Please write the listing below out again exactly, leaving every picture behind.

=-=-=

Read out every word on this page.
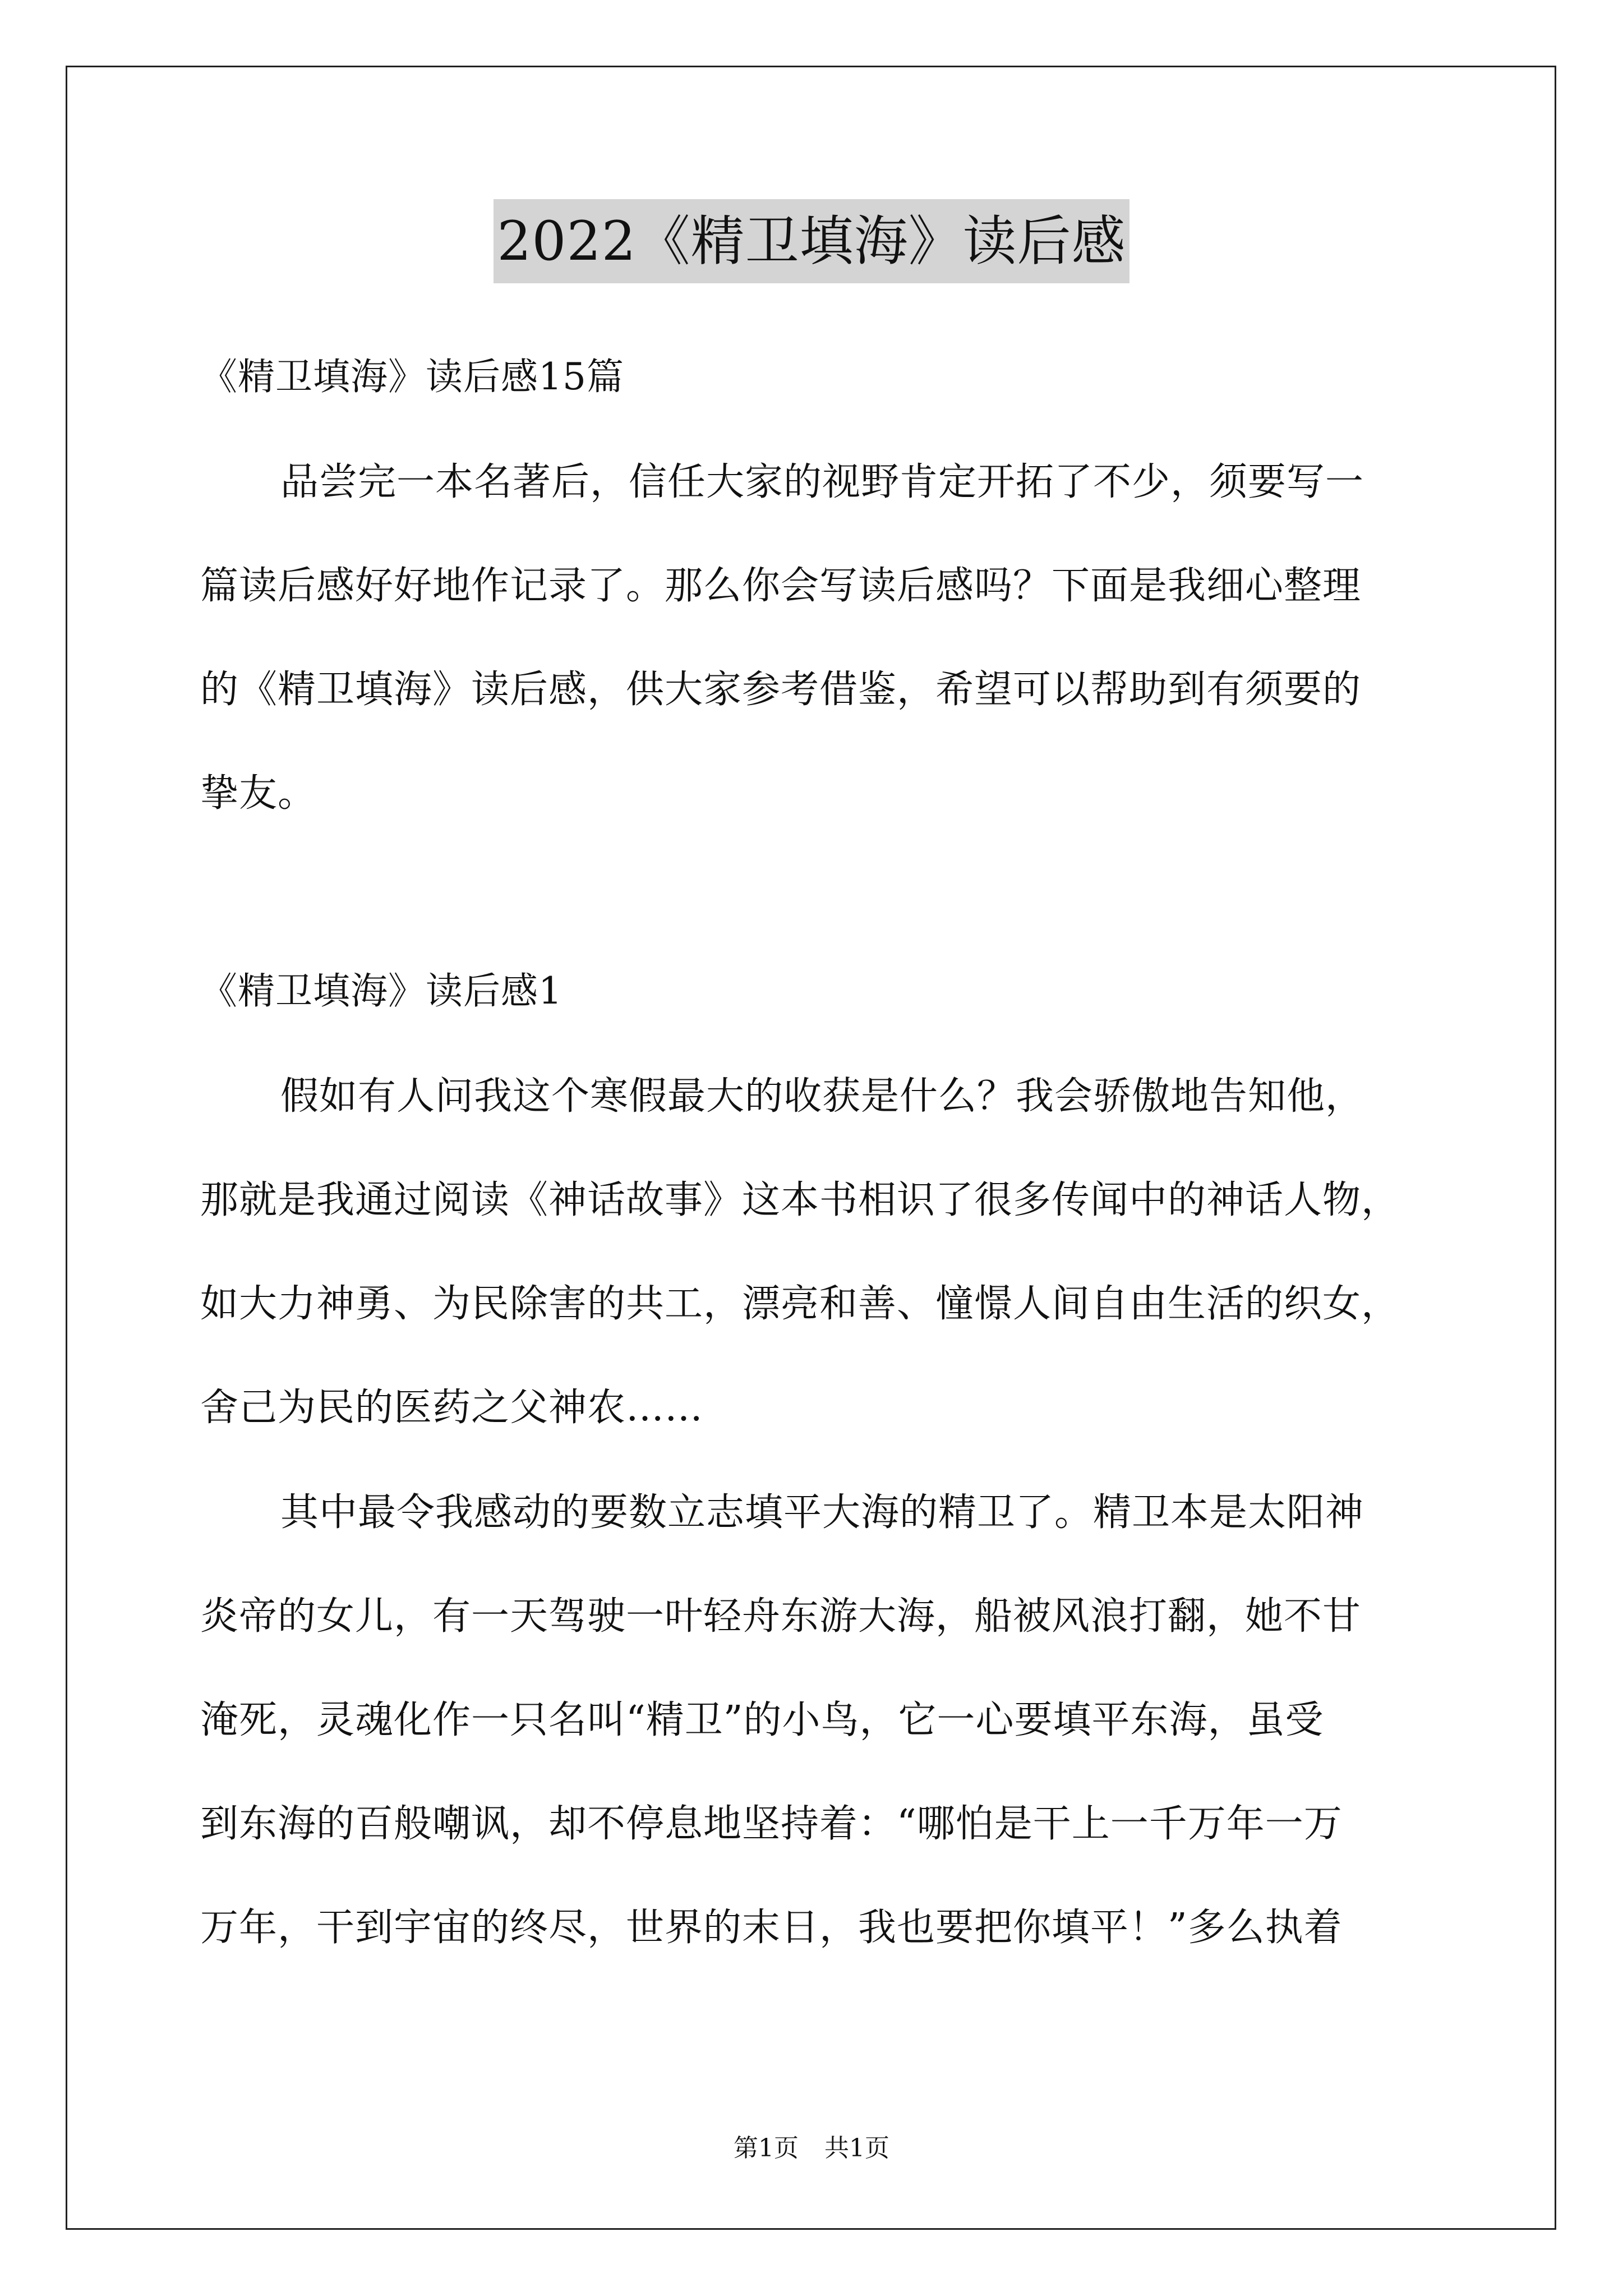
2022《精卫填海》读后感
《精卫填海》读后感15篇
品尝完一本名著后，信任大家的视野肯定开拓了不少，须要写一
篇读后感好好地作记录了。那么你会写读后感吗？下面是我细心整理
的《精卫填海》读后感，供大家参考借鉴，希望可以帮助到有须要的
挚友。
《精卫填海》读后感1
假如有人问我这个寒假最大的收获是什么？我会骄傲地告知他，
那就是我通过阅读《神话故事》这本书相识了很多传闻中的神话人物，
如大力神勇、为民除害的共工，漂亮和善、憧憬人间自由生活的织女，
舍己为民的医药之父神农……
其中最令我感动的要数立志填平大海的精卫了。精卫本是太阳神
炎帝的女儿，有一天驾驶一叶轻舟东游大海，船被风浪打翻，她不甘
淹死，灵魂化作一只名叫“精卫”的小鸟，它一心要填平东海，虽受
到东海的百般嘲讽，却不停息地坚持着：“哪怕是干上一千万年一万
万年，干到宇宙的终尽，世界的末日，我也要把你填平！”多么执着
第1页 共1页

=-=-=

**WORKED ANSWER**
Read out every word on this page.
2022《精卫填海》读后感
《精卫填海》读后感15篇
品尝完一本名著后，信任大家的视野肯定开拓了不少，须要写一
篇读后感好好地作记录了。那么你会写读后感吗？下面是我细心整理
的《精卫填海》读后感，供大家参考借鉴，希望可以帮助到有须要的
挚友。
《精卫填海》读后感1
假如有人问我这个寒假最大的收获是什么？我会骄傲地告知他，
那就是我通过阅读《神话故事》这本书相识了很多传闻中的神话人物，
如大力神勇、为民除害的共工，漂亮和善、憧憬人间自由生活的织女，
舍己为民的医药之父神农……
其中最令我感动的要数立志填平大海的精卫了。精卫本是太阳神
炎帝的女儿，有一天驾驶一叶轻舟东游大海，船被风浪打翻，她不甘
淹死，灵魂化作一只名叫“精卫”的小鸟，它一心要填平东海，虽受
到东海的百般嘲讽，却不停息地坚持着：“哪怕是干上一千万年一万
万年，干到宇宙的终尽，世界的末日，我也要把你填平！”多么执着
第1页 共1页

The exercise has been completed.